--- Task statement ---
Copy the entries below exactly. Images do not belong in the copy.

____

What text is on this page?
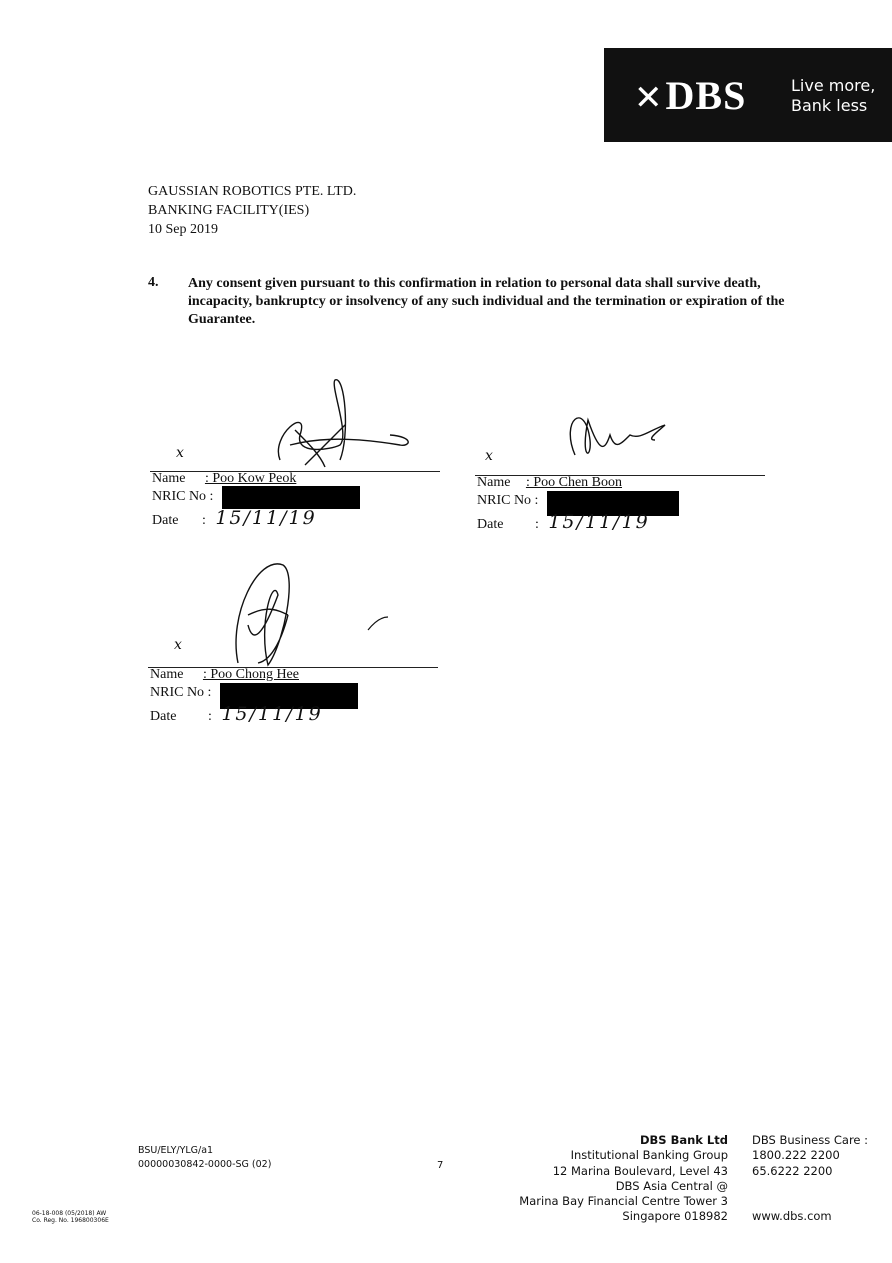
✕DBS	Live more,
Bank less
GAUSSIAN ROBOTICS PTE. LTD.
BANKING FACILITY(IES)
10 Sep 2019
4. Any consent given pursuant to this confirmation in relation to personal data shall survive death, incapacity, bankruptcy or insolvency of any such individual and the termination or expiration of the Guarantee.
x
Name : Poo Kow Peok
NRIC No :
Date : 15/11/19
x
Name : Poo Chen Boon
NRIC No :
Date : 15/11/19
x
Name : Poo Chong Hee
NRIC No :
Date : 15/11/19
BSU/ELY/YLG/a1
00000030842-0000-SG (02)	7
06-18-008 (05/2018) AW
Co. Reg. No. 196800306E
DBS Bank Ltd
Institutional Banking Group
12 Marina Boulevard, Level 43
DBS Asia Central @
Marina Bay Financial Centre Tower 3
Singapore 018982
DBS Business Care :
1800.222 2200
65.6222 2200
www.dbs.com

____

--- Worked solution ---
What text is on this page?
✕DBS	Live more,
Bank less
GAUSSIAN ROBOTICS PTE. LTD.
BANKING FACILITY(IES)
10 Sep 2019
4. Any consent given pursuant to this confirmation in relation to personal data shall survive death, incapacity, bankruptcy or insolvency of any such individual and the termination or expiration of the Guarantee.
x
Name : Poo Kow Peok
NRIC No :
Date : 15/11/19
x
Name : Poo Chen Boon
NRIC No :
Date : 15/11/19
x
Name : Poo Chong Hee
NRIC No :
Date : 15/11/19
BSU/ELY/YLG/a1
00000030842-0000-SG (02)	7
06-18-008 (05/2018) AW
Co. Reg. No. 196800306E
DBS Bank Ltd
Institutional Banking Group
12 Marina Boulevard, Level 43
DBS Asia Central @
Marina Bay Financial Centre Tower 3
Singapore 018982
DBS Business Care :
1800.222 2200
65.6222 2200
www.dbs.com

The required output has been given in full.